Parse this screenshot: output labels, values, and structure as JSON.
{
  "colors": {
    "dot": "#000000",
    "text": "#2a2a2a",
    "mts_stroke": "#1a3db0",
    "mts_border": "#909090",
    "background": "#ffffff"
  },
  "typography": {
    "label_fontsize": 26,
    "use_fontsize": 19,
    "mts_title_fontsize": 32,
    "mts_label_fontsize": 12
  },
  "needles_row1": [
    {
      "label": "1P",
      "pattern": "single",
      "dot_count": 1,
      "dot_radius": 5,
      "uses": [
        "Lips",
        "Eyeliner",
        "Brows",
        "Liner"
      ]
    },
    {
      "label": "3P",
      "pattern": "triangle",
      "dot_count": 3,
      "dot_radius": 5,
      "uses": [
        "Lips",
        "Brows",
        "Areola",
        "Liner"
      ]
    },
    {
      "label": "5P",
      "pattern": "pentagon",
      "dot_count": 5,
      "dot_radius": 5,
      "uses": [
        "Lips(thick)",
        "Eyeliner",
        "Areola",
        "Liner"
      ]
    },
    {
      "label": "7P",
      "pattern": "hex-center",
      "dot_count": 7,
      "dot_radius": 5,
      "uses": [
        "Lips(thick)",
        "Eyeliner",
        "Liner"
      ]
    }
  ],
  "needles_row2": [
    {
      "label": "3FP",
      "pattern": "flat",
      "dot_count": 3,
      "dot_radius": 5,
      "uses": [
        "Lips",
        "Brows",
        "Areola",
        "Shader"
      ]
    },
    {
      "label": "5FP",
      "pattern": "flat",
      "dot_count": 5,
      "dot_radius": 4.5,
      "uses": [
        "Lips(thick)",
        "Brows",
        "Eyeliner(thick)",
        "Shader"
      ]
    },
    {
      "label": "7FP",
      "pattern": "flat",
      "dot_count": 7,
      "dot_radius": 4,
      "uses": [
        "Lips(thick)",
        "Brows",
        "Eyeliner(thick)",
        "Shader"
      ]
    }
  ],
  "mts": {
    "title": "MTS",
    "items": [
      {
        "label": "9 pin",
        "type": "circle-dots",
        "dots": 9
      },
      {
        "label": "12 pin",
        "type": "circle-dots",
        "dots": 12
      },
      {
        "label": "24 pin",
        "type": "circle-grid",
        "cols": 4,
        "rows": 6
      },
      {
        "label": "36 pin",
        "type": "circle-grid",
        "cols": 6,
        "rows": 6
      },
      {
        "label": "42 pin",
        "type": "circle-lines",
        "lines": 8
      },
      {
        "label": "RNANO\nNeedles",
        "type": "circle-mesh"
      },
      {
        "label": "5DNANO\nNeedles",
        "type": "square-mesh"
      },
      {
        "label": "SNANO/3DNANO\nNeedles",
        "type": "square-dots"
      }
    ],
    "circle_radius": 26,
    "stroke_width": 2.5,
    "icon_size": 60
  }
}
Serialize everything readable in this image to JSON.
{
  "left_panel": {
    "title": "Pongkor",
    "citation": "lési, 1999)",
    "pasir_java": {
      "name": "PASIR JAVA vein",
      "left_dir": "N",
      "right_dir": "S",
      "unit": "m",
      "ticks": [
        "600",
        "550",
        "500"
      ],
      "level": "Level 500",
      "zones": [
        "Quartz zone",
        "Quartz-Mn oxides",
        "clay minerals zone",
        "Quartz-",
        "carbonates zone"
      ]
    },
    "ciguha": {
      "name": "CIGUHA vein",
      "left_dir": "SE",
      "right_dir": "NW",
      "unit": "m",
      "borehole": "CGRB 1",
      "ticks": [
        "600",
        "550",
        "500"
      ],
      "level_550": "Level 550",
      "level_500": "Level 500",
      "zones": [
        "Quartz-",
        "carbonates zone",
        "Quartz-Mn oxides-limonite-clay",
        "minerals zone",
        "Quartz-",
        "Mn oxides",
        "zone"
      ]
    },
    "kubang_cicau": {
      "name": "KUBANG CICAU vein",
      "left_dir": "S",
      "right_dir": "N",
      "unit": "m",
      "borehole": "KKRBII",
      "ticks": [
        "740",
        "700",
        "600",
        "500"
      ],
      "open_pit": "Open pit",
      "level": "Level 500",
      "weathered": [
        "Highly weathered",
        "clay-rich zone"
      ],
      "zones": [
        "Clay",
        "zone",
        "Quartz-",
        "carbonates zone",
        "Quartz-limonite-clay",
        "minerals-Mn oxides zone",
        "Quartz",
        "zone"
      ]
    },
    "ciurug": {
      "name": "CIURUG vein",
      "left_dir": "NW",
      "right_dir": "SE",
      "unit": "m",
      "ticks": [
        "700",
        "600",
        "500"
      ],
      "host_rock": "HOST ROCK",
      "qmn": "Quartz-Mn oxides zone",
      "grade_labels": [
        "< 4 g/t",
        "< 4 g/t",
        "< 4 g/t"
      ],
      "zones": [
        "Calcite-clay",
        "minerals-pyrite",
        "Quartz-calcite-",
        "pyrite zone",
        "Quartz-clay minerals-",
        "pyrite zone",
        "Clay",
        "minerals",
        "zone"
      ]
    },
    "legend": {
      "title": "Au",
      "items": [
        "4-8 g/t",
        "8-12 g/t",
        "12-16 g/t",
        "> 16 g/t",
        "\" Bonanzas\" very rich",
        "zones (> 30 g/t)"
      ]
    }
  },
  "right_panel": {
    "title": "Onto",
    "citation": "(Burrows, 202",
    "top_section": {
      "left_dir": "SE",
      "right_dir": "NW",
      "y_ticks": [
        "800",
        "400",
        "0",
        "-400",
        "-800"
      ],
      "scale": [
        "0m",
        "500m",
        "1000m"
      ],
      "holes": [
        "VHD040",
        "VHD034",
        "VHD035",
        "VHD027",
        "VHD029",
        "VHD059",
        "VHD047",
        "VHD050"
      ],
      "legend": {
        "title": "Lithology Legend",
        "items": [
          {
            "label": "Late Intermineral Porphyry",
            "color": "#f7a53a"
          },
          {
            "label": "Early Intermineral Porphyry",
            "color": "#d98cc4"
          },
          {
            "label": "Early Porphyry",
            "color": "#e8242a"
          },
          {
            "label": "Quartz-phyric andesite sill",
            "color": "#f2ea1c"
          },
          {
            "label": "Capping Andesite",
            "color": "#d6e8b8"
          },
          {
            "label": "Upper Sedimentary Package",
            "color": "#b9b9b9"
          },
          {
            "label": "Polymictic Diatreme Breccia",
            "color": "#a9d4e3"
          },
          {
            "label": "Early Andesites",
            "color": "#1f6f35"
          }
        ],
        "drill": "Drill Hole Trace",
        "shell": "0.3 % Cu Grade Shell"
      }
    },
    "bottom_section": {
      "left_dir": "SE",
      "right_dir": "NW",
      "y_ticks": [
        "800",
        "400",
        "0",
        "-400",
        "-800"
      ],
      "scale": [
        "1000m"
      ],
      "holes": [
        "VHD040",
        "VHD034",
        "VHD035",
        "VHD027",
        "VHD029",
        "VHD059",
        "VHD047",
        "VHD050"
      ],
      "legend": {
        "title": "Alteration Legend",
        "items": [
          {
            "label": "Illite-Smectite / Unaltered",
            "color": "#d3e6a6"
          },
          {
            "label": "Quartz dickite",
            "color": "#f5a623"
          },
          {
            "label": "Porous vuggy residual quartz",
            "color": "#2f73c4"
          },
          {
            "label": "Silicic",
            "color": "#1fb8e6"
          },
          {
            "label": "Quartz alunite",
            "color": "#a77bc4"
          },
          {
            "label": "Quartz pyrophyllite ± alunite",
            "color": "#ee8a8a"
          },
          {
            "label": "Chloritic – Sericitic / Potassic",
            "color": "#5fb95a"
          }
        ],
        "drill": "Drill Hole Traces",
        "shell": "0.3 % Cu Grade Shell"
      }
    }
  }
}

_____

-- TO BE DONE --
Return all the data exactly as given.

-- RESPONSE --
Parse this screenshot: output labels, values, and structure as JSON.
{
  "colors": {
    "dot": "#000000",
    "text": "#2a2a2a",
    "mts_stroke": "#1a3db0",
    "mts_border": "#909090",
    "background": "#ffffff"
  },
  "typography": {
    "label_fontsize": 26,
    "use_fontsize": 19,
    "mts_title_fontsize": 32,
    "mts_label_fontsize": 12
  },
  "needles_row1": [
    {
      "label": "1P",
      "pattern": "single",
      "dot_count": 1,
      "dot_radius": 5,
      "uses": [
        "Lips",
        "Eyeliner",
        "Brows",
        "Liner"
      ]
    },
    {
      "label": "3P",
      "pattern": "triangle",
      "dot_count": 3,
      "dot_radius": 5,
      "uses": [
        "Lips",
        "Brows",
        "Areola",
        "Liner"
      ]
    },
    {
      "label": "5P",
      "pattern": "pentagon",
      "dot_count": 5,
      "dot_radius": 5,
      "uses": [
        "Lips(thick)",
        "Eyeliner",
        "Areola",
        "Liner"
      ]
    },
    {
      "label": "7P",
      "pattern": "hex-center",
      "dot_count": 7,
      "dot_radius": 5,
      "uses": [
        "Lips(thick)",
        "Eyeliner",
        "Liner"
      ]
    }
  ],
  "needles_row2": [
    {
      "label": "3FP",
      "pattern": "flat",
      "dot_count": 3,
      "dot_radius": 5,
      "uses": [
        "Lips",
        "Brows",
        "Areola",
        "Shader"
      ]
    },
    {
      "label": "5FP",
      "pattern": "flat",
      "dot_count": 5,
      "dot_radius": 4.5,
      "uses": [
        "Lips(thick)",
        "Brows",
        "Eyeliner(thick)",
        "Shader"
      ]
    },
    {
      "label": "7FP",
      "pattern": "flat",
      "dot_count": 7,
      "dot_radius": 4,
      "uses": [
        "Lips(thick)",
        "Brows",
        "Eyeliner(thick)",
        "Shader"
      ]
    }
  ],
  "mts": {
    "title": "MTS",
    "items": [
      {
        "label": "9 pin",
        "type": "circle-dots",
        "dots": 9
      },
      {
        "label": "12 pin",
        "type": "circle-dots",
        "dots": 12
      },
      {
        "label": "24 pin",
        "type": "circle-grid",
        "cols": 4,
        "rows": 6
      },
      {
        "label": "36 pin",
        "type": "circle-grid",
        "cols": 6,
        "rows": 6
      },
      {
        "label": "42 pin",
        "type": "circle-lines",
        "lines": 8
      },
      {
        "label": "RNANO\nNeedles",
        "type": "circle-mesh"
      },
      {
        "label": "5DNANO\nNeedles",
        "type": "square-mesh"
      },
      {
        "label": "SNANO/3DNANO\nNeedles",
        "type": "square-dots"
      }
    ],
    "circle_radius": 26,
    "stroke_width": 2.5,
    "icon_size": 60
  }
}
Serialize everything readable in this image to JSON.
{
  "left_panel": {
    "title": "Pongkor",
    "citation": "lési, 1999)",
    "pasir_java": {
      "name": "PASIR JAVA vein",
      "left_dir": "N",
      "right_dir": "S",
      "unit": "m",
      "ticks": [
        "600",
        "550",
        "500"
      ],
      "level": "Level 500",
      "zones": [
        "Quartz zone",
        "Quartz-Mn oxides",
        "clay minerals zone",
        "Quartz-",
        "carbonates zone"
      ]
    },
    "ciguha": {
      "name": "CIGUHA vein",
      "left_dir": "SE",
      "right_dir": "NW",
      "unit": "m",
      "borehole": "CGRB 1",
      "ticks": [
        "600",
        "550",
        "500"
      ],
      "level_550": "Level 550",
      "level_500": "Level 500",
      "zones": [
        "Quartz-",
        "carbonates zone",
        "Quartz-Mn oxides-limonite-clay",
        "minerals zone",
        "Quartz-",
        "Mn oxides",
        "zone"
      ]
    },
    "kubang_cicau": {
      "name": "KUBANG CICAU vein",
      "left_dir": "S",
      "right_dir": "N",
      "unit": "m",
      "borehole": "KKRBII",
      "ticks": [
        "740",
        "700",
        "600",
        "500"
      ],
      "open_pit": "Open pit",
      "level": "Level 500",
      "weathered": [
        "Highly weathered",
        "clay-rich zone"
      ],
      "zones": [
        "Clay",
        "zone",
        "Quartz-",
        "carbonates zone",
        "Quartz-limonite-clay",
        "minerals-Mn oxides zone",
        "Quartz",
        "zone"
      ]
    },
    "ciurug": {
      "name": "CIURUG vein",
      "left_dir": "NW",
      "right_dir": "SE",
      "unit": "m",
      "ticks": [
        "700",
        "600",
        "500"
      ],
      "host_rock": "HOST ROCK",
      "qmn": "Quartz-Mn oxides zone",
      "grade_labels": [
        "< 4 g/t",
        "< 4 g/t",
        "< 4 g/t"
      ],
      "zones": [
        "Calcite-clay",
        "minerals-pyrite",
        "Quartz-calcite-",
        "pyrite zone",
        "Quartz-clay minerals-",
        "pyrite zone",
        "Clay",
        "minerals",
        "zone"
      ]
    },
    "legend": {
      "title": "Au",
      "items": [
        "4-8 g/t",
        "8-12 g/t",
        "12-16 g/t",
        "> 16 g/t",
        "\" Bonanzas\" very rich",
        "zones (> 30 g/t)"
      ]
    }
  },
  "right_panel": {
    "title": "Onto",
    "citation": "(Burrows, 202",
    "top_section": {
      "left_dir": "SE",
      "right_dir": "NW",
      "y_ticks": [
        "800",
        "400",
        "0",
        "-400",
        "-800"
      ],
      "scale": [
        "0m",
        "500m",
        "1000m"
      ],
      "holes": [
        "VHD040",
        "VHD034",
        "VHD035",
        "VHD027",
        "VHD029",
        "VHD059",
        "VHD047",
        "VHD050"
      ],
      "legend": {
        "title": "Lithology Legend",
        "items": [
          {
            "label": "Late Intermineral Porphyry",
            "color": "#f7a53a"
          },
          {
            "label": "Early Intermineral Porphyry",
            "color": "#d98cc4"
          },
          {
            "label": "Early Porphyry",
            "color": "#e8242a"
          },
          {
            "label": "Quartz-phyric andesite sill",
            "color": "#f2ea1c"
          },
          {
            "label": "Capping Andesite",
            "color": "#d6e8b8"
          },
          {
            "label": "Upper Sedimentary Package",
            "color": "#b9b9b9"
          },
          {
            "label": "Polymictic Diatreme Breccia",
            "color": "#a9d4e3"
          },
          {
            "label": "Early Andesites",
            "color": "#1f6f35"
          }
        ],
        "drill": "Drill Hole Trace",
        "shell": "0.3 % Cu Grade Shell"
      }
    },
    "bottom_section": {
      "left_dir": "SE",
      "right_dir": "NW",
      "y_ticks": [
        "800",
        "400",
        "0",
        "-400",
        "-800"
      ],
      "scale": [
        "1000m"
      ],
      "holes": [
        "VHD040",
        "VHD034",
        "VHD035",
        "VHD027",
        "VHD029",
        "VHD059",
        "VHD047",
        "VHD050"
      ],
      "legend": {
        "title": "Alteration Legend",
        "items": [
          {
            "label": "Illite-Smectite / Unaltered",
            "color": "#d3e6a6"
          },
          {
            "label": "Quartz dickite",
            "color": "#f5a623"
          },
          {
            "label": "Porous vuggy residual quartz",
            "color": "#2f73c4"
          },
          {
            "label": "Silicic",
            "color": "#1fb8e6"
          },
          {
            "label": "Quartz alunite",
            "color": "#a77bc4"
          },
          {
            "label": "Quartz pyrophyllite ± alunite",
            "color": "#ee8a8a"
          },
          {
            "label": "Chloritic – Sericitic / Potassic",
            "color": "#5fb95a"
          }
        ],
        "drill": "Drill Hole Traces",
        "shell": "0.3 % Cu Grade Shell"
      }
    }
  }
}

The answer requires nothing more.